■ Job: Print every record below exactly as written.
>> START Records for this exercise
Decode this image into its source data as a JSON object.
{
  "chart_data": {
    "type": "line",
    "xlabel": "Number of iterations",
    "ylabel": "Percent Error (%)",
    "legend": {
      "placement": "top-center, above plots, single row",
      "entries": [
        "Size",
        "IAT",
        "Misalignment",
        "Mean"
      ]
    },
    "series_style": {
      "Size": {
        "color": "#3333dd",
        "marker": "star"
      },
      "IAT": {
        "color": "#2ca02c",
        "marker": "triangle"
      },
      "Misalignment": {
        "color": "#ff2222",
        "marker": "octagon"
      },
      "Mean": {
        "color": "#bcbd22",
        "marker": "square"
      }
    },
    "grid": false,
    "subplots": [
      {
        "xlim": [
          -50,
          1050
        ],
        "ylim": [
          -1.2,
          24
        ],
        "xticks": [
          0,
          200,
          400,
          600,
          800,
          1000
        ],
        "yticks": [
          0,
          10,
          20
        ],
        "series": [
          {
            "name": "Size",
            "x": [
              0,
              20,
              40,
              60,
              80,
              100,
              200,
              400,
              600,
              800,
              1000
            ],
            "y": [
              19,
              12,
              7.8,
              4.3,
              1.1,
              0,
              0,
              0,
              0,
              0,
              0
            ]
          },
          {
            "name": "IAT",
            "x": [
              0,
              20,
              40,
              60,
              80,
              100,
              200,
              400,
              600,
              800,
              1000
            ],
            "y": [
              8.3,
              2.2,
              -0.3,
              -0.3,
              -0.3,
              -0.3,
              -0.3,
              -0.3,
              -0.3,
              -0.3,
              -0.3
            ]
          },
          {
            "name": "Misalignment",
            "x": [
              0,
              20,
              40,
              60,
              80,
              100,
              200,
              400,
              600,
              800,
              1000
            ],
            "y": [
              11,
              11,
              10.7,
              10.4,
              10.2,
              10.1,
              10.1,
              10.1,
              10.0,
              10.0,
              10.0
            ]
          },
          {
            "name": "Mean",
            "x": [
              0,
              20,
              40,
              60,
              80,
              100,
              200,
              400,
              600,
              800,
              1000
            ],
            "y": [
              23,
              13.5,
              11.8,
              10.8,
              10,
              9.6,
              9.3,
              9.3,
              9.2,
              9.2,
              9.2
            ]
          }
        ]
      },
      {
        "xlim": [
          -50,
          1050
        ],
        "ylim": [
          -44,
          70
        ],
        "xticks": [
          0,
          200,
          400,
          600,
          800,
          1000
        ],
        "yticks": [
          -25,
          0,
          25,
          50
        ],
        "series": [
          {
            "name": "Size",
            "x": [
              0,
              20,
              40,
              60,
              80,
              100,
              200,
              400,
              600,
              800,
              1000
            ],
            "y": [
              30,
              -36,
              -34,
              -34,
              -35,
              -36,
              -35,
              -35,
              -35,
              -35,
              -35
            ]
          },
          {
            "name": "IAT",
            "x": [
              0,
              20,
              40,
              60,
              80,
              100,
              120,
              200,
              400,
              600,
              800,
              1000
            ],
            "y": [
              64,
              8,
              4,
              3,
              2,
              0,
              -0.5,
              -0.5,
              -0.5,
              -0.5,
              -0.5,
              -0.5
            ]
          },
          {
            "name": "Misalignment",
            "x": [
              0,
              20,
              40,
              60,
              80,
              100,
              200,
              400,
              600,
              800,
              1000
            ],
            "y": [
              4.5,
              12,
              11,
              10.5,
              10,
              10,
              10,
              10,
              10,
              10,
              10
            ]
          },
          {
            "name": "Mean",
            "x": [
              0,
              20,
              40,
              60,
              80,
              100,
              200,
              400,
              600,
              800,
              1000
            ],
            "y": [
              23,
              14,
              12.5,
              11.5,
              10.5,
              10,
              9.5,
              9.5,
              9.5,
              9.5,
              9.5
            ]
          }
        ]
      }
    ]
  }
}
>> END Records for this exercise
■ Complete answer:
Decode this image into its source data as a JSON object.
{
  "chart_data": {
    "type": "line",
    "xlabel": "Number of iterations",
    "ylabel": "Percent Error (%)",
    "legend": {
      "placement": "top-center, above plots, single row",
      "entries": [
        "Size",
        "IAT",
        "Misalignment",
        "Mean"
      ]
    },
    "series_style": {
      "Size": {
        "color": "#3333dd",
        "marker": "star"
      },
      "IAT": {
        "color": "#2ca02c",
        "marker": "triangle"
      },
      "Misalignment": {
        "color": "#ff2222",
        "marker": "octagon"
      },
      "Mean": {
        "color": "#bcbd22",
        "marker": "square"
      }
    },
    "grid": false,
    "subplots": [
      {
        "xlim": [
          -50,
          1050
        ],
        "ylim": [
          -1.2,
          24
        ],
        "xticks": [
          0,
          200,
          400,
          600,
          800,
          1000
        ],
        "yticks": [
          0,
          10,
          20
        ],
        "series": [
          {
            "name": "Size",
            "x": [
              0,
              20,
              40,
              60,
              80,
              100,
              200,
              400,
              600,
              800,
              1000
            ],
            "y": [
              19,
              12,
              7.8,
              4.3,
              1.1,
              0,
              0,
              0,
              0,
              0,
              0
            ]
          },
          {
            "name": "IAT",
            "x": [
              0,
              20,
              40,
              60,
              80,
              100,
              200,
              400,
              600,
              800,
              1000
            ],
            "y": [
              8.3,
              2.2,
              -0.3,
              -0.3,
              -0.3,
              -0.3,
              -0.3,
              -0.3,
              -0.3,
              -0.3,
              -0.3
            ]
          },
          {
            "name": "Misalignment",
            "x": [
              0,
              20,
              40,
              60,
              80,
              100,
              200,
              400,
              600,
              800,
              1000
            ],
            "y": [
              11,
              11,
              10.7,
              10.4,
              10.2,
              10.1,
              10.1,
              10.1,
              10.0,
              10.0,
              10.0
            ]
          },
          {
            "name": "Mean",
            "x": [
              0,
              20,
              40,
              60,
              80,
              100,
              200,
              400,
              600,
              800,
              1000
            ],
            "y": [
              23,
              13.5,
              11.8,
              10.8,
              10,
              9.6,
              9.3,
              9.3,
              9.2,
              9.2,
              9.2
            ]
          }
        ]
      },
      {
        "xlim": [
          -50,
          1050
        ],
        "ylim": [
          -44,
          70
        ],
        "xticks": [
          0,
          200,
          400,
          600,
          800,
          1000
        ],
        "yticks": [
          -25,
          0,
          25,
          50
        ],
        "series": [
          {
            "name": "Size",
            "x": [
              0,
              20,
              40,
              60,
              80,
              100,
              200,
              400,
              600,
              800,
              1000
            ],
            "y": [
              30,
              -36,
              -34,
              -34,
              -35,
              -36,
              -35,
              -35,
              -35,
              -35,
              -35
            ]
          },
          {
            "name": "IAT",
            "x": [
              0,
              20,
              40,
              60,
              80,
              100,
              120,
              200,
              400,
              600,
              800,
              1000
            ],
            "y": [
              64,
              8,
              4,
              3,
              2,
              0,
              -0.5,
              -0.5,
              -0.5,
              -0.5,
              -0.5,
              -0.5
            ]
          },
          {
            "name": "Misalignment",
            "x": [
              0,
              20,
              40,
              60,
              80,
              100,
              200,
              400,
              600,
              800,
              1000
            ],
            "y": [
              4.5,
              12,
              11,
              10.5,
              10,
              10,
              10,
              10,
              10,
              10,
              10
            ]
          },
          {
            "name": "Mean",
            "x": [
              0,
              20,
              40,
              60,
              80,
              100,
              200,
              400,
              600,
              800,
              1000
            ],
            "y": [
              23,
              14,
              12.5,
              11.5,
              10.5,
              10,
              9.5,
              9.5,
              9.5,
              9.5,
              9.5
            ]
          }
        ]
      }
    ]
  }
}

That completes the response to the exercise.